• _PROMPT_
Please arrange the lines of the listing from the line with "sidebar-item-accounts[interactable]: 계정 [17,397,287,437]" to the line with "settings-window: 설정 설정", both included, as a Markdown table with the columns Row and Line. Leave out blank lines.

* BEGIN DATA SHOWN *

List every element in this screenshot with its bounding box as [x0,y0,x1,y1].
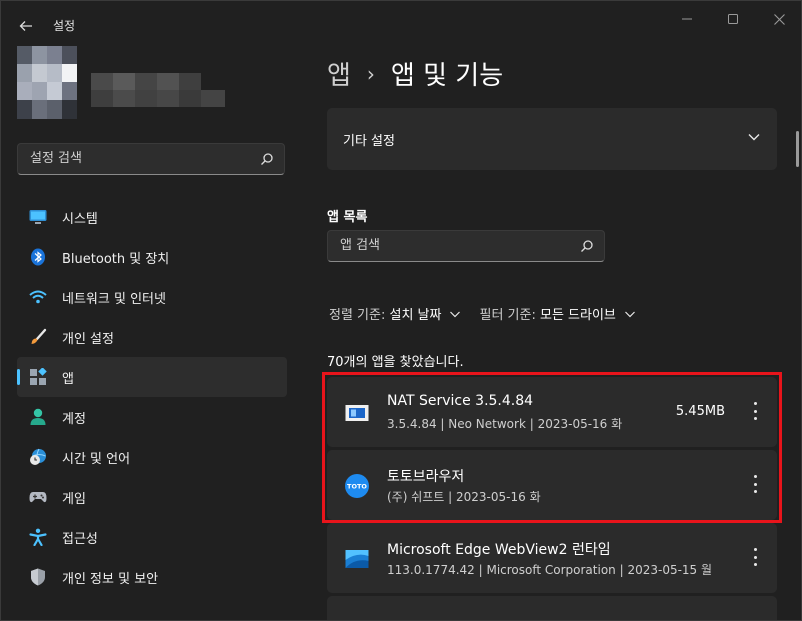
sidebar-item-accounts[interactable]: 계정 [17,397,287,437]
sidebar-item-label: 앱 [62,371,74,387]
brush-icon [28,327,48,347]
sidebar-item-label: 계정 [62,411,86,427]
app-list-title: 앱 목록 [327,210,368,225]
settings-window: 설정 설정 검색 시스템 Bluetooth 및 장치 네트워크 및 인터넷 개… [0,0,802,621]
sidebar-nav: 시스템 Bluetooth 및 장치 네트워크 및 인터넷 개인 설정 앱 계정… [17,197,287,597]
sidebar-item-gaming[interactable]: 게임 [17,477,287,517]
clock-globe-icon [28,447,48,467]
breadcrumb: 앱 › 앱 및 기능 [327,55,503,92]
chevron-down-icon [748,134,760,141]
app-row-edge-webview2[interactable]: Microsoft Edge WebView2 런타임 113.0.1774.4… [327,523,777,593]
arrow-left-icon [19,21,32,31]
sidebar-item-bluetooth[interactable]: Bluetooth 및 장치 [17,237,287,277]
other-settings-label: 기타 설정 [343,134,395,149]
chevron-down-icon[interactable] [449,308,461,320]
sort-value: 설치 날짜 [389,308,442,323]
minimize-icon [682,18,692,20]
sidebar-item-apps[interactable]: 앱 [17,357,287,397]
sidebar-item-label: 네트워크 및 인터넷 [62,291,166,307]
app-name: Microsoft Edge WebView2 런타임 [387,542,611,558]
avatar[interactable] [17,46,77,119]
back-button[interactable] [13,13,39,39]
more-options-button[interactable] [751,548,759,566]
app-count: 70개의 앱을 찾았습니다. [327,355,464,370]
wifi-icon [28,287,48,307]
settings-search-input[interactable] [30,151,250,166]
breadcrumb-separator: › [366,61,375,86]
sidebar-item-network[interactable]: 네트워크 및 인터넷 [17,277,287,317]
filter-dropdown[interactable]: 필터 기준: 모든 드라이브 [479,304,615,323]
sidebar-item-label: 접근성 [62,531,98,547]
settings-search-box[interactable] [17,143,285,175]
shield-icon [28,567,48,587]
search-icon[interactable] [580,239,594,253]
accessibility-icon [28,527,48,547]
breadcrumb-parent[interactable]: 앱 [327,55,351,92]
search-icon[interactable] [260,152,274,166]
sidebar-item-privacy-security[interactable]: 개인 정보 및 보안 [17,557,287,597]
maximize-button[interactable] [713,9,753,29]
apps-icon [28,367,48,387]
sidebar-item-label: 게임 [62,491,86,507]
app-row-partial[interactable] [327,596,777,620]
sidebar-item-label: 개인 설정 [62,331,114,347]
app-search-box[interactable] [327,230,605,262]
account-icon [28,407,48,427]
other-settings-expander[interactable]: 기타 설정 [327,108,777,170]
app-meta: 113.0.1774.42 | Microsoft Corporation | … [387,563,713,577]
title-bar: 설정 [1,1,801,49]
sort-filter-bar: 정렬 기준: 설치 날짜 필터 기준: 모든 드라이브 [329,304,654,323]
close-icon [773,13,785,25]
bluetooth-icon [28,247,48,267]
minimize-button[interactable] [667,9,707,29]
filter-value: 모든 드라이브 [539,308,616,323]
app-search-input[interactable] [340,238,560,253]
gamepad-icon [28,487,48,507]
sidebar-item-time-language[interactable]: 시간 및 언어 [17,437,287,477]
maximize-icon [728,14,738,24]
sidebar-item-label: 시간 및 언어 [62,451,131,467]
chevron-down-icon[interactable] [624,308,636,320]
sidebar-item-personalization[interactable]: 개인 설정 [17,317,287,357]
sidebar-item-label: 개인 정보 및 보안 [62,571,159,587]
page-title: 앱 및 기능 [390,61,504,91]
sidebar-item-system[interactable]: 시스템 [17,197,287,237]
filter-label: 필터 기준: [479,308,536,323]
scrollbar[interactable] [796,131,799,167]
edge-webview-icon [345,550,369,568]
highlight-box [322,372,782,523]
sidebar-item-label: Bluetooth 및 장치 [62,251,170,267]
system-icon [28,207,48,227]
sidebar-item-accessibility[interactable]: 접근성 [17,517,287,557]
close-button[interactable] [759,9,799,29]
profile-name-redacted [91,73,225,107]
app-title: 설정 [53,19,76,33]
sort-label: 정렬 기준: [329,308,386,323]
sort-dropdown[interactable]: 정렬 기준: 설치 날짜 [329,304,441,323]
sidebar-item-label: 시스템 [62,211,98,227]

* END DATA SHOWN *

• _TASK RESULT_
| Row | Line |
|---|---|
| 1 | sidebar-item-accounts[interactable]: 계정 [17,397,287,437] |
| 2 | sidebar-item-label: 앱 [62,371,74,387] |
| 3 | brush-icon [28,327,48,347] |
| 4 | sidebar-item-label: 계정 [62,411,86,427] |
| 5 | app-list-title: 앱 목록 [327,210,368,225] |
| 6 | settings-window: 설정 설정 검색 시스템 Bluetooth 및 장치 네트워크 및 인터넷 개… [0,0,802,621] |